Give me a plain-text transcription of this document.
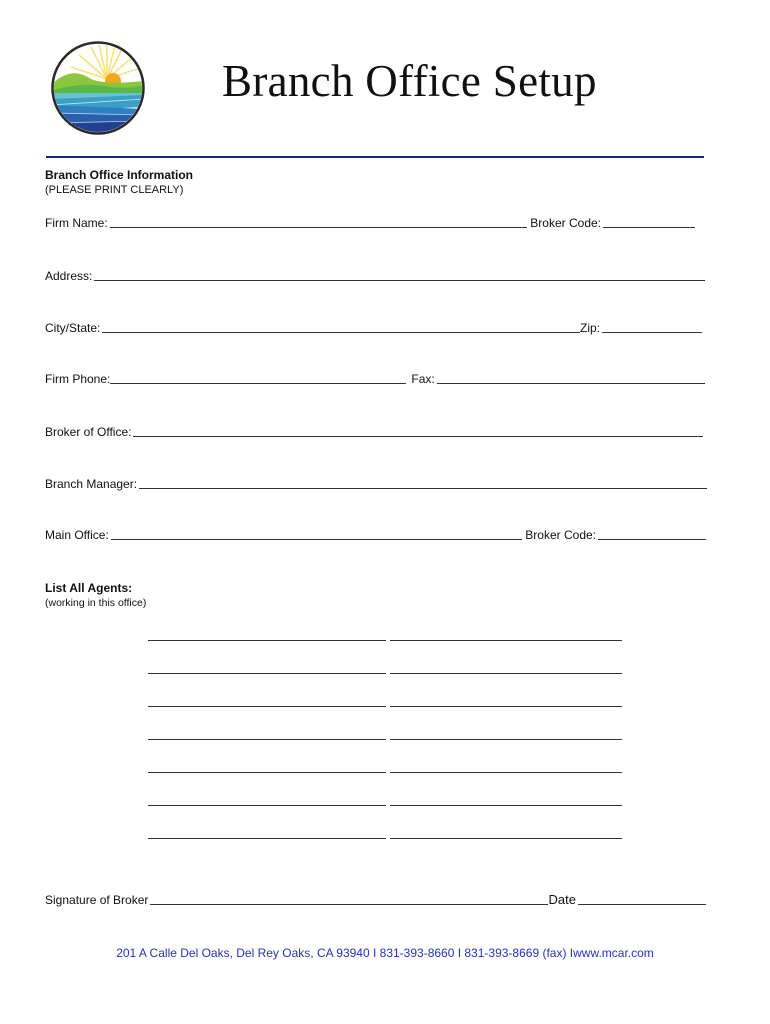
Branch Office Setup
Branch Office Information
(PLEASE PRINT CLEARLY)
Firm Name:	Broker Code:
Address:
City/State:	Zip:
Firm Phone:	Fax:
Broker of Office:
Branch Manager:
Main Office:	Broker Code:
List All Agents:
(working in this office)
Signature of Broker	Date
201 A Calle Del Oaks, Del Rey Oaks, CA 93940 I 831-393-8660 I 831-393-8669 (fax) Iwww.mcar.com
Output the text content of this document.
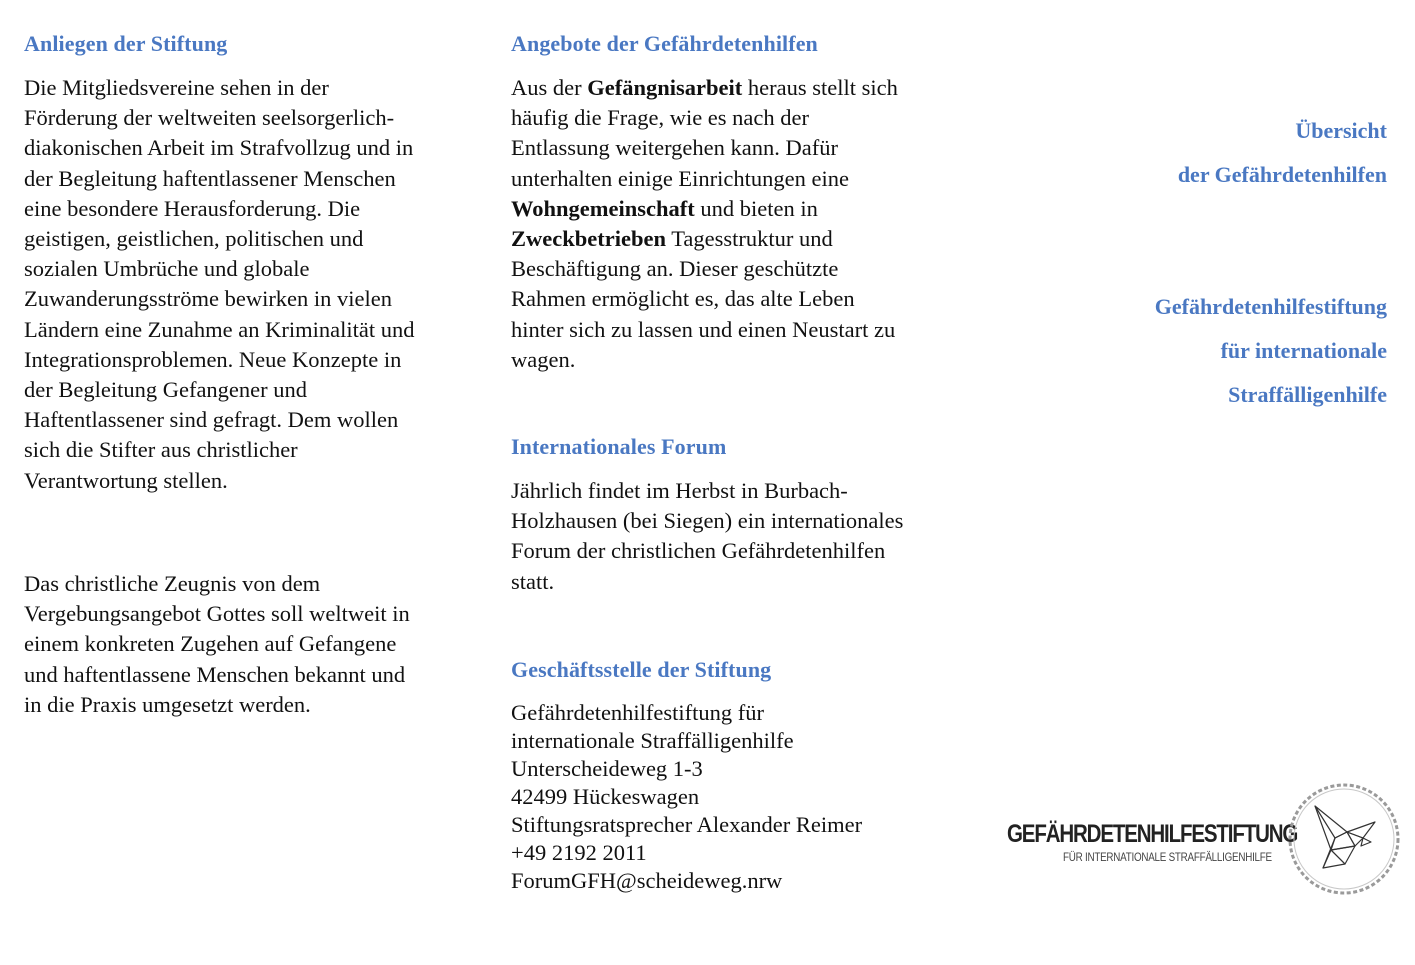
Anliegen der Stiftung

Die Mitgliedsvereine sehen in der Förderung der weltweiten seelsorgerlich-diakonischen Arbeit im Strafvollzug und in der Begleitung haftentlassener Menschen eine besondere Herausforderung. Die geistigen, geistlichen, politischen und sozialen Umbrüche und globale Zuwanderungsströme bewirken in vielen Ländern eine Zunahme an Kriminalität und Integrationsproblemen. Neue Konzepte in der Begleitung Gefangener und Haftentlassener sind gefragt. Dem wollen sich die Stifter aus christlicher Verantwortung stellen.

Das christliche Zeugnis von dem Vergebungsangebot Gottes soll weltweit in einem konkreten Zugehen auf Gefangene und haftentlassene Menschen bekannt und in die Praxis umgesetzt werden.

Angebote der Gefährdetenhilfen

Aus der Gefängnisarbeit heraus stellt sich häufig die Frage, wie es nach der Entlassung weitergehen kann. Dafür unterhalten einige Einrichtungen eine Wohngemeinschaft und bieten in Zweckbetrieben Tagesstruktur und Beschäftigung an. Dieser geschützte Rahmen ermöglicht es, das alte Leben hinter sich zu lassen und einen Neustart zu wagen.

Internationales Forum

Jährlich findet im Herbst in Burbach-Holzhausen (bei Siegen) ein internationales Forum der christlichen Gefährdetenhilfen statt.

Geschäftsstelle der Stiftung

Gefährdetenhilfestiftung für
internationale Straffälligenhilfe
Unterscheideweg 1-3
42499 Hückeswagen
Stiftungsratsprecher Alexander Reimer
+49 2192 2011
ForumGFH@scheideweg.nrw

Übersicht
der Gefährdetenhilfen
Gefährdetenhilfestiftung
für internationale
Straffälligenhilfe
GEFÄHRDETENHILFESTIFTUNG
FÜR INTERNATIONALE STRAFFÄLLIGENHILFE
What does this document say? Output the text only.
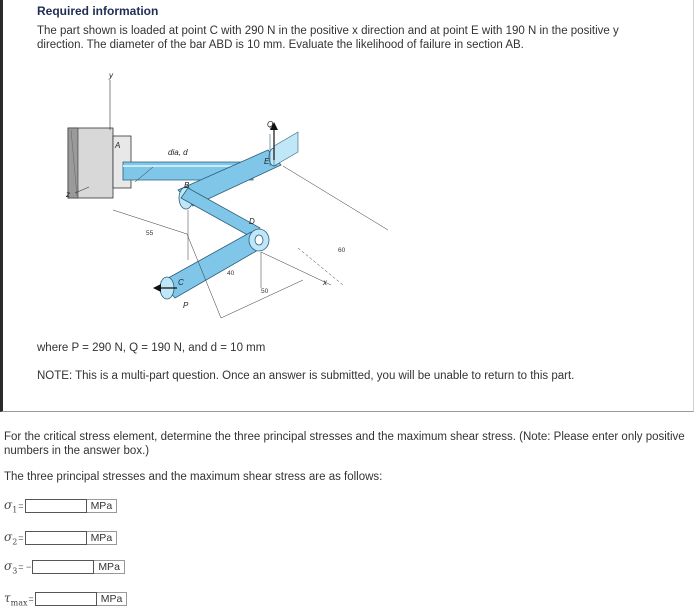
Required information
The part shown is loaded at point C with 290 N in the positive x direction and at point E with 190 N in the positive y direction. The diameter of the bar ABD is 10 mm. Evaluate the likelihood of failure in section AB.
y
z
55
40
50
60
A
B
C
D
E
P
Q
x
dia, d
where P = 290 N, Q = 190 N, and d = 10 mm
NOTE: This is a multi-part question. Once an answer is submitted, you will be unable to return to this part.
For the critical stress element, determine the three principal stresses and the maximum shear stress. (Note: Please enter only positive numbers in the answer box.)
The three principal stresses and the maximum shear stress are as follows:
$\sigma_1$ =	MPa
$\sigma_2$ =	MPa
$\sigma_3$ = −	MPa
$\tau_{max}$ =	MPa
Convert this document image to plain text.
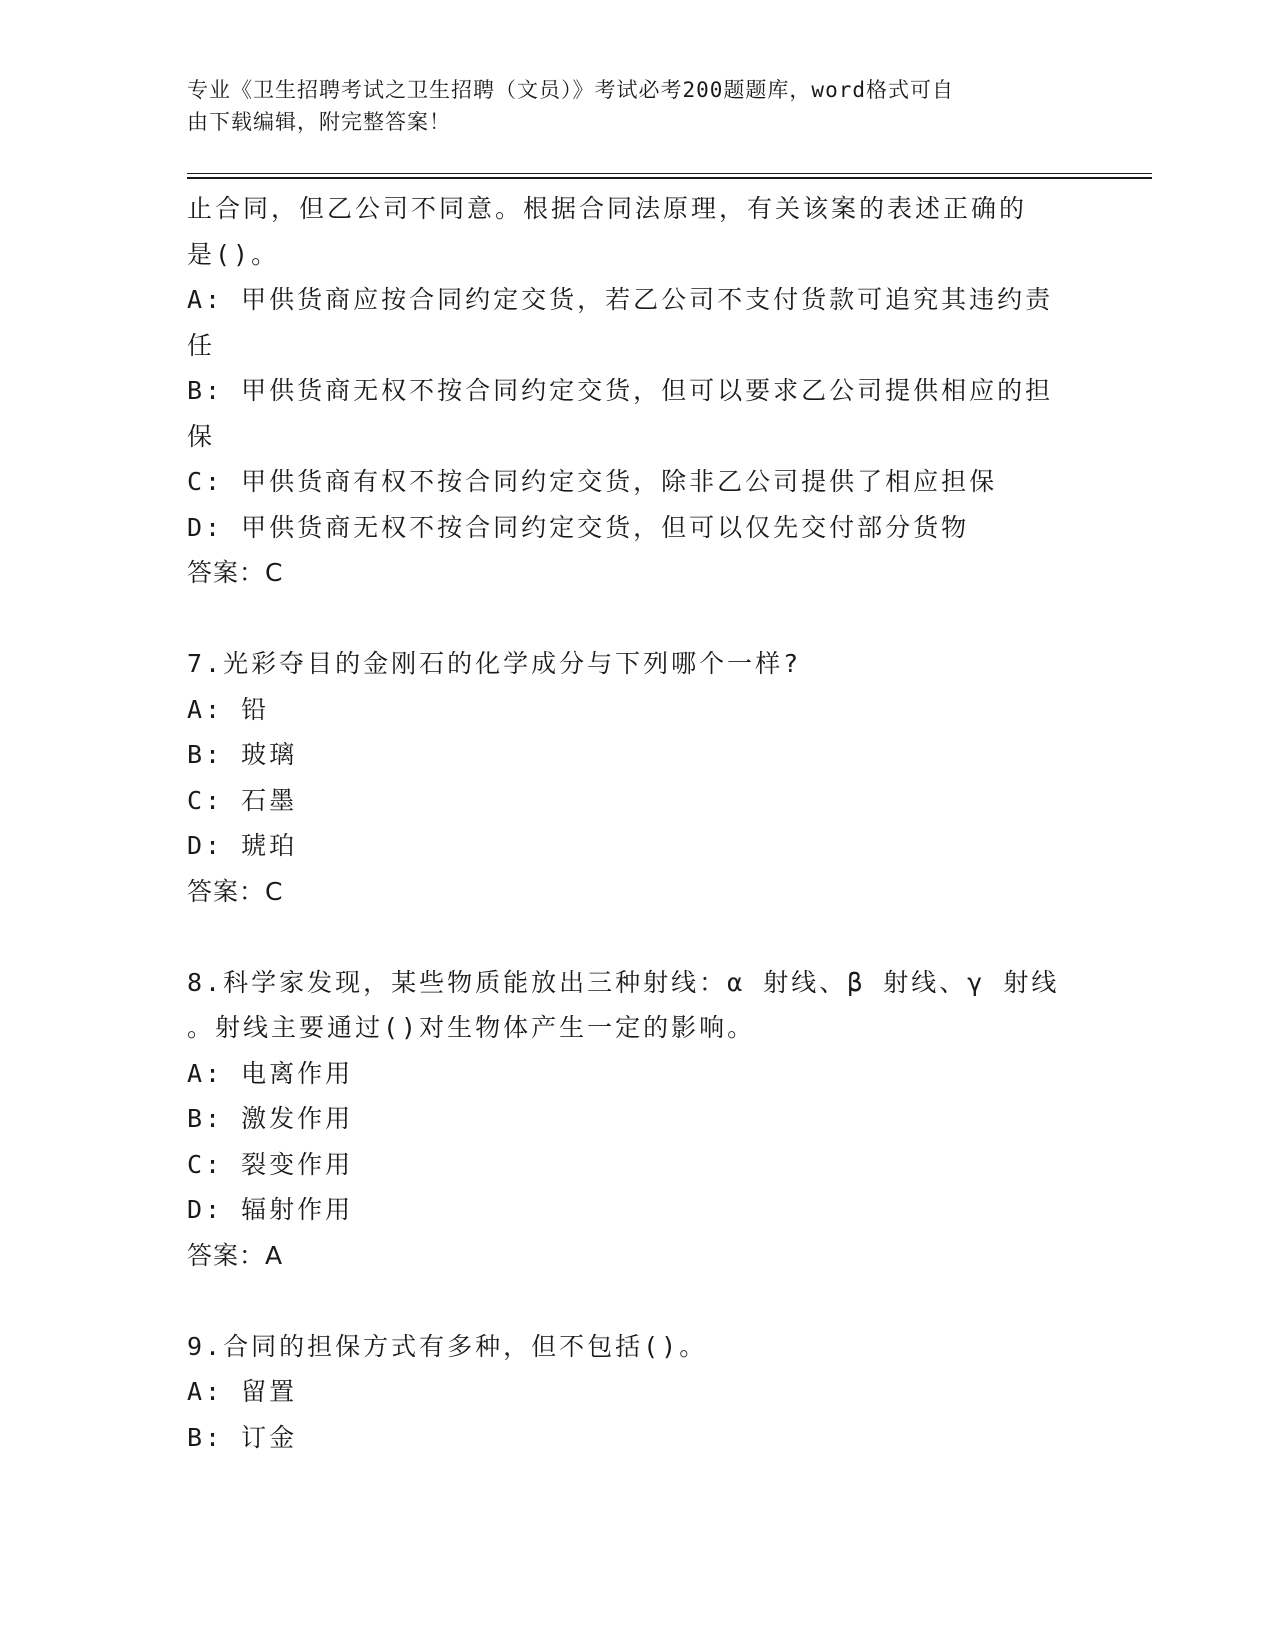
专业《卫生招聘考试之卫生招聘（文员）》考试必考200题题库，word格式可自
由下载编辑，附完整答案！
止合同，但乙公司不同意。根据合同法原理，有关该案的表述正确的
是()。
A: 甲供货商应按合同约定交货，若乙公司不支付货款可追究其违约责
任
B: 甲供货商无权不按合同约定交货，但可以要求乙公司提供相应的担
保
C: 甲供货商有权不按合同约定交货，除非乙公司提供了相应担保
D: 甲供货商无权不按合同约定交货，但可以仅先交付部分货物
答案：C
7.光彩夺目的金刚石的化学成分与下列哪个一样?
A: 铅
B: 玻璃
C: 石墨
D: 琥珀
答案：C
8.科学家发现，某些物质能放出三种射线：α 射线、β 射线、γ 射线
。射线主要通过()对生物体产生一定的影响。
A: 电离作用
B: 激发作用
C: 裂变作用
D: 辐射作用
答案：A
9.合同的担保方式有多种，但不包括()。
A: 留置
B: 订金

Challenge. The lines from the one holding "Convert this document image to plain text." through the end of the material above are to be echoed exactly, both ends included. Do not include pictures.

Output below.
Convert this document image to plain text.
专业《卫生招聘考试之卫生招聘（文员）》考试必考200题题库，word格式可自
由下载编辑，附完整答案！
止合同，但乙公司不同意。根据合同法原理，有关该案的表述正确的
是()。
A: 甲供货商应按合同约定交货，若乙公司不支付货款可追究其违约责
任
B: 甲供货商无权不按合同约定交货，但可以要求乙公司提供相应的担
保
C: 甲供货商有权不按合同约定交货，除非乙公司提供了相应担保
D: 甲供货商无权不按合同约定交货，但可以仅先交付部分货物
答案：C
7.光彩夺目的金刚石的化学成分与下列哪个一样?
A: 铅
B: 玻璃
C: 石墨
D: 琥珀
答案：C
8.科学家发现，某些物质能放出三种射线：α 射线、β 射线、γ 射线
。射线主要通过()对生物体产生一定的影响。
A: 电离作用
B: 激发作用
C: 裂变作用
D: 辐射作用
答案：A
9.合同的担保方式有多种，但不包括()。
A: 留置
B: 订金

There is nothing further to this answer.